** Start of INPUT DATA **

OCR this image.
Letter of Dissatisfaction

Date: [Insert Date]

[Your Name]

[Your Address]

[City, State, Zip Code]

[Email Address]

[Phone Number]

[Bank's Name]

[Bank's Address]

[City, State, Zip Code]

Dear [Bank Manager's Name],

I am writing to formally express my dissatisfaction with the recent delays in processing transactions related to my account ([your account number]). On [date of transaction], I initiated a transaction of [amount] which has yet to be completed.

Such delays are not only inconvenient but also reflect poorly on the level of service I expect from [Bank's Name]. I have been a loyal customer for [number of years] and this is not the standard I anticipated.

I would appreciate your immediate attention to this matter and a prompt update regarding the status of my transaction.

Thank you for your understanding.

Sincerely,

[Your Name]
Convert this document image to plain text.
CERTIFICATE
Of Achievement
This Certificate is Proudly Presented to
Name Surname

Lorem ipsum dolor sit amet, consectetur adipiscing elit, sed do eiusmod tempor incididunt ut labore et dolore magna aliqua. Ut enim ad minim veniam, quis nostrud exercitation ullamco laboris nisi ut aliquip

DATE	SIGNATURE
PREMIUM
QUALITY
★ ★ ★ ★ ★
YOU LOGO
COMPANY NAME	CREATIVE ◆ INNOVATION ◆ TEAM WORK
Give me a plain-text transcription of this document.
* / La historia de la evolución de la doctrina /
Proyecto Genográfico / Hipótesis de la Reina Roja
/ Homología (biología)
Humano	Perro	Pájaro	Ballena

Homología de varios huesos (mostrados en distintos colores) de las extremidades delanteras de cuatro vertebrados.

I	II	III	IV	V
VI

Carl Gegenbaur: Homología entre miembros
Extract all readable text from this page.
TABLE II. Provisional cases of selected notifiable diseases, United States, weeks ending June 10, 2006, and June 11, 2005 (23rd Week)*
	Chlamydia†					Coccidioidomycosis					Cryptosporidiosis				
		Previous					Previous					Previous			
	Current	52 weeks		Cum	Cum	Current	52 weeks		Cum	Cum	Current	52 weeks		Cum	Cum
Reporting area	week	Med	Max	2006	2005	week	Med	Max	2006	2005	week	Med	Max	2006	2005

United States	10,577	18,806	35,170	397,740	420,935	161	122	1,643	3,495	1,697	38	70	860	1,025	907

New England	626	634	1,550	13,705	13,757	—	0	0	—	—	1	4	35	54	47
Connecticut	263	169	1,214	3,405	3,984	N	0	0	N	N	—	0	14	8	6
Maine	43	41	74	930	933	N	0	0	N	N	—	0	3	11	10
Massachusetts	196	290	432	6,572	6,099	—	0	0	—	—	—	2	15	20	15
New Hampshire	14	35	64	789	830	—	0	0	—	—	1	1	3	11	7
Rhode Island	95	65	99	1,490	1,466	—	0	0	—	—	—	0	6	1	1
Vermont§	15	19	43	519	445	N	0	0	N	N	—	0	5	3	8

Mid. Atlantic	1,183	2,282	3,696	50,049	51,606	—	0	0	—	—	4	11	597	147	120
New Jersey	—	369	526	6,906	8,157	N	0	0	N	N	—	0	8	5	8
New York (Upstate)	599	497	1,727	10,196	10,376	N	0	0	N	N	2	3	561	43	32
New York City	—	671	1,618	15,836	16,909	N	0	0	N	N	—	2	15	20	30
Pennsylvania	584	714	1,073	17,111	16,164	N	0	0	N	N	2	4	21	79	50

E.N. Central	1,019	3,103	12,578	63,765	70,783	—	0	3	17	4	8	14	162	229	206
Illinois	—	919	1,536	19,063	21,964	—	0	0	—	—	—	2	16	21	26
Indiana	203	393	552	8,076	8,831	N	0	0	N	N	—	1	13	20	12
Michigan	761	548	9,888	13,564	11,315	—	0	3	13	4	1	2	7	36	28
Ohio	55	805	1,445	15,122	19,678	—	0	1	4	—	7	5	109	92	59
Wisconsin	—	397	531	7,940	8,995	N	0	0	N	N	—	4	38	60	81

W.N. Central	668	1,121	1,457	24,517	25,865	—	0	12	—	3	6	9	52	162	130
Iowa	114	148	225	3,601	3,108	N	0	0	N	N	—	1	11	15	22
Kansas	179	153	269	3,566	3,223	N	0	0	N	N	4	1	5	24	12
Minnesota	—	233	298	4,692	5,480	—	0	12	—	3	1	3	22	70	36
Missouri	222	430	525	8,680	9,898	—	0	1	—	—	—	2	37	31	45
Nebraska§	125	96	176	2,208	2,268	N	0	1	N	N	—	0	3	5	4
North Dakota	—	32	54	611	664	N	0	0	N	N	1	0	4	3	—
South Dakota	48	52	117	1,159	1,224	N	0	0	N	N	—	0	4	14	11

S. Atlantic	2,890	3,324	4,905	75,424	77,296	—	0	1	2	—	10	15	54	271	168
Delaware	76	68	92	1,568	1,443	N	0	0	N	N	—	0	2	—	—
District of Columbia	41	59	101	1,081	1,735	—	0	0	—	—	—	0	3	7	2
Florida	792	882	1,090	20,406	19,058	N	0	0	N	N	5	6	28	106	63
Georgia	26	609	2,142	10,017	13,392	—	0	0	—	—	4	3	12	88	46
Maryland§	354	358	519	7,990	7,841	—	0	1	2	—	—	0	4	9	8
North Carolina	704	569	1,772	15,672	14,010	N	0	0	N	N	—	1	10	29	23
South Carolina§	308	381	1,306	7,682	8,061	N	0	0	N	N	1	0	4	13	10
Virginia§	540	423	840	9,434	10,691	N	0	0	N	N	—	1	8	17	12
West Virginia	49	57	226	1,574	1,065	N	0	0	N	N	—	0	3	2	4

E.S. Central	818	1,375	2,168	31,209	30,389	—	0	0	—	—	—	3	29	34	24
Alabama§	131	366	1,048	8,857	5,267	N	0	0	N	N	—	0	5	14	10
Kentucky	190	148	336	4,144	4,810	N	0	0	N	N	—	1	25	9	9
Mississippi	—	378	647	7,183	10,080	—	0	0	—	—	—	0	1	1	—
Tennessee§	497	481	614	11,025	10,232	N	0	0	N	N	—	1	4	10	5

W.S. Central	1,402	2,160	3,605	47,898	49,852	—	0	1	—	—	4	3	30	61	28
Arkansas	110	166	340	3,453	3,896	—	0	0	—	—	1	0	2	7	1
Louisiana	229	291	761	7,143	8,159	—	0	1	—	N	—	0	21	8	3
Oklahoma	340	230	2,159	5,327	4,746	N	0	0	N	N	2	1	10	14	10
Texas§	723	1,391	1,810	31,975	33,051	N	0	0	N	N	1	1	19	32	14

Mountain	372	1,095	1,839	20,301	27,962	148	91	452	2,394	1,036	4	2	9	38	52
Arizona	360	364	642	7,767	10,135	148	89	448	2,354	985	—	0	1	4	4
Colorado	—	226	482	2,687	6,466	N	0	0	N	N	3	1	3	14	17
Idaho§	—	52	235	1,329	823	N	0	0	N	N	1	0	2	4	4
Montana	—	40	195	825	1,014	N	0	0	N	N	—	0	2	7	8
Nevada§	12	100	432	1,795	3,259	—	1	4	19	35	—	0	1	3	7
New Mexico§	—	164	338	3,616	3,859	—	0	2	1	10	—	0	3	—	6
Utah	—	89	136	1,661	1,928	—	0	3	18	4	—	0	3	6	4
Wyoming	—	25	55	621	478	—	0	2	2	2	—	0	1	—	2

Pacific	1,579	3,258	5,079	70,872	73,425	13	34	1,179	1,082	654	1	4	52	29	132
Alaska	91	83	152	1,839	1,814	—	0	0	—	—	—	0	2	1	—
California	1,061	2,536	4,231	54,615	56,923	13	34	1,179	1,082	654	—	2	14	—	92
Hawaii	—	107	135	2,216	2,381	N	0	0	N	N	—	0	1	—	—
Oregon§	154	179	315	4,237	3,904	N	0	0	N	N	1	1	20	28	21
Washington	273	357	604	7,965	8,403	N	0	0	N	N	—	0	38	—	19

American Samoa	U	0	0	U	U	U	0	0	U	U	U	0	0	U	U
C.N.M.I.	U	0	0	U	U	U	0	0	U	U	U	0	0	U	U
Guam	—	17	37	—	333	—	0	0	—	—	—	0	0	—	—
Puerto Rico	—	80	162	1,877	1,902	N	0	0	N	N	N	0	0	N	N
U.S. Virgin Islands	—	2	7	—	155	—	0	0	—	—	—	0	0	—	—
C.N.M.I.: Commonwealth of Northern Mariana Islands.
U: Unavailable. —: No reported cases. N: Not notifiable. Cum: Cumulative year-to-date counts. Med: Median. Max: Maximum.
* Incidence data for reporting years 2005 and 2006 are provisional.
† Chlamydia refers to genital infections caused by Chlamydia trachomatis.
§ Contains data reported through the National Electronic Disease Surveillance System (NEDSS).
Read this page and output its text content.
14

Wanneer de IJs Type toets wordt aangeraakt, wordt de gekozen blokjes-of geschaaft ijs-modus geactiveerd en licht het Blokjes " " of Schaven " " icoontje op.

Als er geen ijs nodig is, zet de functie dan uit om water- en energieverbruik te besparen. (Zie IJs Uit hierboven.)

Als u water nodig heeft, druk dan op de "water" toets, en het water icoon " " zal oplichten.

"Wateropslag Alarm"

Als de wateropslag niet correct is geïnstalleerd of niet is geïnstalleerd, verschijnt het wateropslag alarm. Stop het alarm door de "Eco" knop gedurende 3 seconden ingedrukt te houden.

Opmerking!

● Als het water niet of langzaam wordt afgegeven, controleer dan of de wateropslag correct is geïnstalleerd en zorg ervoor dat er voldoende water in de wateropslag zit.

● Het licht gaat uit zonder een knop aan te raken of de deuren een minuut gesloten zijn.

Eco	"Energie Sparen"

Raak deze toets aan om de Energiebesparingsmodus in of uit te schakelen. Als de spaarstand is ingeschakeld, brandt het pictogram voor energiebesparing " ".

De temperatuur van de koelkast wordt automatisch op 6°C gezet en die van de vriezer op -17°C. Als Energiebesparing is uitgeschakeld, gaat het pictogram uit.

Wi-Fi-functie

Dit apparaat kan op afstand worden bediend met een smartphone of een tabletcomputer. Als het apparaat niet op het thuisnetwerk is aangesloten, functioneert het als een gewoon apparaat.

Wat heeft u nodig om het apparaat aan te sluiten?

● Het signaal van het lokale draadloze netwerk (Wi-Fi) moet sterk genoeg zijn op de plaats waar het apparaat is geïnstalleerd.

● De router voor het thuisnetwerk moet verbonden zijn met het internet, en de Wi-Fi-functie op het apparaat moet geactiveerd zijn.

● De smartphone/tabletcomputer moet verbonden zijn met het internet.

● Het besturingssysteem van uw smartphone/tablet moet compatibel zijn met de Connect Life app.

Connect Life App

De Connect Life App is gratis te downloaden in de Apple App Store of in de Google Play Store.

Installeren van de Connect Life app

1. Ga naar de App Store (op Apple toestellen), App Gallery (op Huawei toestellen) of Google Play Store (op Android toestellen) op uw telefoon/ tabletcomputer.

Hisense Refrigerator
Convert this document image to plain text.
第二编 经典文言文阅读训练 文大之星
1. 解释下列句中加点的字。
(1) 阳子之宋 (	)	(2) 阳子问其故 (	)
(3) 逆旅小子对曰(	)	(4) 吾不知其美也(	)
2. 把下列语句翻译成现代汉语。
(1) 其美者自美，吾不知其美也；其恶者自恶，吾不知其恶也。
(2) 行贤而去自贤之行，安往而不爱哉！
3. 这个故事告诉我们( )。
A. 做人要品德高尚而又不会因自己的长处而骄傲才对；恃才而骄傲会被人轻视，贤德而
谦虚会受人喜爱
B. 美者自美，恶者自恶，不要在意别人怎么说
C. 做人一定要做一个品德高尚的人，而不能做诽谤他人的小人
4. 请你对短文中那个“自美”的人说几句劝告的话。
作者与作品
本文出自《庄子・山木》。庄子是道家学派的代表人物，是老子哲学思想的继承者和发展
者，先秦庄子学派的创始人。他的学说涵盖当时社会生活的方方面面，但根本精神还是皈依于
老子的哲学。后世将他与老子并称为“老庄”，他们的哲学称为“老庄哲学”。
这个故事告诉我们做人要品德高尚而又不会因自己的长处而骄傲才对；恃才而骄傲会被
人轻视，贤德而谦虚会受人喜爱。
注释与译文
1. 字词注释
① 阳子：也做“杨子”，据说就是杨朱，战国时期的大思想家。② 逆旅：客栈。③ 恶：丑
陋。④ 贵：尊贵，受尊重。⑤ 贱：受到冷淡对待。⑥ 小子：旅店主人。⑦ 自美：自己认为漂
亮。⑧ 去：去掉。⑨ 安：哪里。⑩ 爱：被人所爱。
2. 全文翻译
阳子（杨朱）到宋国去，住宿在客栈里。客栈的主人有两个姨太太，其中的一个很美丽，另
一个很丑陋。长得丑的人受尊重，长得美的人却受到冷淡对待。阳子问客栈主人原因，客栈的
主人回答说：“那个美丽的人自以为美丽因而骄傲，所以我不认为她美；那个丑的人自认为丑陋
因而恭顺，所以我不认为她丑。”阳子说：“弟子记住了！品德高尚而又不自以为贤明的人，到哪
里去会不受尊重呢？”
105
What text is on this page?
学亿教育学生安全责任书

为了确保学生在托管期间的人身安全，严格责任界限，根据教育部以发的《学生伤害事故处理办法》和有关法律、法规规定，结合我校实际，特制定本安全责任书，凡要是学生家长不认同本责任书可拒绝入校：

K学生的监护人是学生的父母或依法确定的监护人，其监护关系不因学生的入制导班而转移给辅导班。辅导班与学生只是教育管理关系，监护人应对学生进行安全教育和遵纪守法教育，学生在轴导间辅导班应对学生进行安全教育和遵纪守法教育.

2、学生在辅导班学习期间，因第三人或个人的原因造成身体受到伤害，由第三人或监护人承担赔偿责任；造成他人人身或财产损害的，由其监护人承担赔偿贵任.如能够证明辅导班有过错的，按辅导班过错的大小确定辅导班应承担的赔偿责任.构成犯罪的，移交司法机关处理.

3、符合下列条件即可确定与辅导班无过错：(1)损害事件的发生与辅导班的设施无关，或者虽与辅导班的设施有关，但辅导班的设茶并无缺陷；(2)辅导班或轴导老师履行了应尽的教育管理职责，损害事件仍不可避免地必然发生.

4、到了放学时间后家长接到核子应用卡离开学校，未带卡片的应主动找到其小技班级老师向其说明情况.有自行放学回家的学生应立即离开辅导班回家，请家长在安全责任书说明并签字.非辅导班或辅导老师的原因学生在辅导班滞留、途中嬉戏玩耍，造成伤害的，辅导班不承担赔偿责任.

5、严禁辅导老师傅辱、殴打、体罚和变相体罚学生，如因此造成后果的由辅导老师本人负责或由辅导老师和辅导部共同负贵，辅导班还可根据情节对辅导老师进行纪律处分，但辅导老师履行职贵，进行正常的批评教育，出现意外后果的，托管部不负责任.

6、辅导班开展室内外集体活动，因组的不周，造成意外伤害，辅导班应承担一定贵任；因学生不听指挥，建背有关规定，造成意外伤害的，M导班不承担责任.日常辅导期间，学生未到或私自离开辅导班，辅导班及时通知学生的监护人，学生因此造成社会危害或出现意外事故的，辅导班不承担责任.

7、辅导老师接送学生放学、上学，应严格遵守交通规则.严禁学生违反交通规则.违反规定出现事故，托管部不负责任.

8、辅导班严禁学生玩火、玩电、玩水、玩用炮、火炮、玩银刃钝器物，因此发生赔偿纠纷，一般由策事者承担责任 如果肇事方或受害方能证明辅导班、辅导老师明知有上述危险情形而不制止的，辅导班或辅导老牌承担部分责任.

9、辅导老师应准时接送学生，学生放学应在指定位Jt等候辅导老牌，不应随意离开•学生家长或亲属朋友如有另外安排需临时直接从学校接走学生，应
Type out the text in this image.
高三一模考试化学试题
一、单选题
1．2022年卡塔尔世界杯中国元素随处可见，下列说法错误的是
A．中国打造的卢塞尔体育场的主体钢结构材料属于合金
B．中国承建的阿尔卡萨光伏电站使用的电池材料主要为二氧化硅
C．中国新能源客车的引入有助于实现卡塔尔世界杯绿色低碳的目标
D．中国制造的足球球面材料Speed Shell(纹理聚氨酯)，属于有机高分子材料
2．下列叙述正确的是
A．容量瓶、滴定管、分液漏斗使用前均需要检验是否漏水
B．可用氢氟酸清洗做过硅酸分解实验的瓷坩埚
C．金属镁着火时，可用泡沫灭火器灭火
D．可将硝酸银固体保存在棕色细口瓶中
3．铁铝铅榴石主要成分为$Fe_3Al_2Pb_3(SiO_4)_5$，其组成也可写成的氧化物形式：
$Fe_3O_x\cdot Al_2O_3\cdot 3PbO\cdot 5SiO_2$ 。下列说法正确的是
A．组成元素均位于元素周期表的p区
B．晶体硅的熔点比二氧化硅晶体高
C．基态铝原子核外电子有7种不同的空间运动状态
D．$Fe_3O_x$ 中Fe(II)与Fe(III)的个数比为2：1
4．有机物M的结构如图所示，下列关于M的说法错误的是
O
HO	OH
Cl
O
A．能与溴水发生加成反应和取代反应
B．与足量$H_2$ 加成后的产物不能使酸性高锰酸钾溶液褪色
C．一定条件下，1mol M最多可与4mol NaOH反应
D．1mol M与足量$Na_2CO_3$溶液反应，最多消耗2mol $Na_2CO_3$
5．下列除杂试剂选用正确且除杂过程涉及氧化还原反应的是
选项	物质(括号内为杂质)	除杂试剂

** End of INPUT DATA **

WORK TO DO: In the lines above, locate the string "moet". Copy every line where it occurs.

SOLUTION FOR THIS PROBLEM:
● Het signaal van het lokale draadloze netwerk (Wi-Fi) moet sterk genoeg zijn op de plaats waar het apparaat is geïnstalleerd.
● De router voor het thuisnetwerk moet verbonden zijn met het internet, en de Wi-Fi-functie op het apparaat moet geactiveerd zijn.
● De smartphone/tabletcomputer moet verbonden zijn met het internet.
● Het besturingssysteem van uw smartphone/tablet moet compatibel zijn met de Connect Life app.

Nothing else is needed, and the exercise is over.